* [Your goal] Count how many lines mention the word "will". Write that number alone.

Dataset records

• • • • •

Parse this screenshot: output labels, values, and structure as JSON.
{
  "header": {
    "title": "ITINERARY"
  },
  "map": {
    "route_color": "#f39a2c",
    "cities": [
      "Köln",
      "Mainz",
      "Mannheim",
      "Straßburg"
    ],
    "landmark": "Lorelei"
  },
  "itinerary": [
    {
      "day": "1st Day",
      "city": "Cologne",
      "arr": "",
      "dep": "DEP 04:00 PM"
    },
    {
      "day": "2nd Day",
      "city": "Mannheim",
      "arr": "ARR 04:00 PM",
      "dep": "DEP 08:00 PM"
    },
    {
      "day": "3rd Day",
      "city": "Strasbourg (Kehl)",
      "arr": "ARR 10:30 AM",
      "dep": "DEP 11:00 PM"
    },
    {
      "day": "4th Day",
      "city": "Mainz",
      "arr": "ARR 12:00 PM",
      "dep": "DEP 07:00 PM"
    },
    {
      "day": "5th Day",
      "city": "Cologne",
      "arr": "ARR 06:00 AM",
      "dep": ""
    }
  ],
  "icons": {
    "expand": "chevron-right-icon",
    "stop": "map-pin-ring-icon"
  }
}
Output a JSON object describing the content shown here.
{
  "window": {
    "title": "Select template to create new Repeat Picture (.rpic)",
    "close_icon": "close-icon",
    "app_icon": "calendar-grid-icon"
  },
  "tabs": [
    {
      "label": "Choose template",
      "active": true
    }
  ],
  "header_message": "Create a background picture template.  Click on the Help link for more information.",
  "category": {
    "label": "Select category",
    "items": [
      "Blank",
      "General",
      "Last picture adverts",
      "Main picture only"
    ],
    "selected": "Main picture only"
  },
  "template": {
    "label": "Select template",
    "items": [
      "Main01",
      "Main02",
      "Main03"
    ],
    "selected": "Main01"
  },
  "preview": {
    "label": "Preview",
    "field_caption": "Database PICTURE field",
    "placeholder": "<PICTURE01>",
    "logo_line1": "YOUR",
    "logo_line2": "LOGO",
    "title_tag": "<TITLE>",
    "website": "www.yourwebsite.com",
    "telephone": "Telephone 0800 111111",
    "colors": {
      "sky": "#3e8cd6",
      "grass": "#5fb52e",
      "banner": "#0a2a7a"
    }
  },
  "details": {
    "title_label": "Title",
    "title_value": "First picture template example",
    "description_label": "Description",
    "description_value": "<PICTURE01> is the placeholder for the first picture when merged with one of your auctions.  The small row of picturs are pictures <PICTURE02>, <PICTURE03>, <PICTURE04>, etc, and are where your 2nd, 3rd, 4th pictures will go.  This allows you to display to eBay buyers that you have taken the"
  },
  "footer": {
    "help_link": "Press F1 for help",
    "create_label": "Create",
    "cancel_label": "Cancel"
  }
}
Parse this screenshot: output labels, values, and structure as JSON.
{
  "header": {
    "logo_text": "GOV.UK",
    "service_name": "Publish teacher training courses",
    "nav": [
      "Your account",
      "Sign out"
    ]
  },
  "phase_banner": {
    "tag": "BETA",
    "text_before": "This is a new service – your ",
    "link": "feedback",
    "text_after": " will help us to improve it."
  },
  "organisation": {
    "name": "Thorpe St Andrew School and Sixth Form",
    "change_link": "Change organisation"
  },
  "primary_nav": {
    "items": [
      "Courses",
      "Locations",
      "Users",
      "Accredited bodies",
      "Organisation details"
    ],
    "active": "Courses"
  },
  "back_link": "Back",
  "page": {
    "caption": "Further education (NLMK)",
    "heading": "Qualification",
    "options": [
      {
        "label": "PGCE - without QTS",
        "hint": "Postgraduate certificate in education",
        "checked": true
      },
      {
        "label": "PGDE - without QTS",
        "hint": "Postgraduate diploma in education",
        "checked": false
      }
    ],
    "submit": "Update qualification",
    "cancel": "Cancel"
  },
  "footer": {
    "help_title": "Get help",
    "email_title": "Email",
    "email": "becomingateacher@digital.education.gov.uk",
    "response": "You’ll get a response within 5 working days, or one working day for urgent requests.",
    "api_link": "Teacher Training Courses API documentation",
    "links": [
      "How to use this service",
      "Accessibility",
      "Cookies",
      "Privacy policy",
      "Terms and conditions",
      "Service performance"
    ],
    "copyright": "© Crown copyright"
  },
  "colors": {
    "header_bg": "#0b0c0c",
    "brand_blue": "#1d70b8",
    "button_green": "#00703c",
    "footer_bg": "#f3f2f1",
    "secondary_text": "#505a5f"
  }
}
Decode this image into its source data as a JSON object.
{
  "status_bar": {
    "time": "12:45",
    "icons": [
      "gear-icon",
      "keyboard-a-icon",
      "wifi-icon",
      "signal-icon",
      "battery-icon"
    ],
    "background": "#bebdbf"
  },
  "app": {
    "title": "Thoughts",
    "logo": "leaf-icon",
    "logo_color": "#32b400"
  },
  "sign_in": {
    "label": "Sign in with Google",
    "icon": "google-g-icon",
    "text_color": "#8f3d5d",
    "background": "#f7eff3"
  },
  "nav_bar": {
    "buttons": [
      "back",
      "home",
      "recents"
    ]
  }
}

• • • • •

* [Response] 2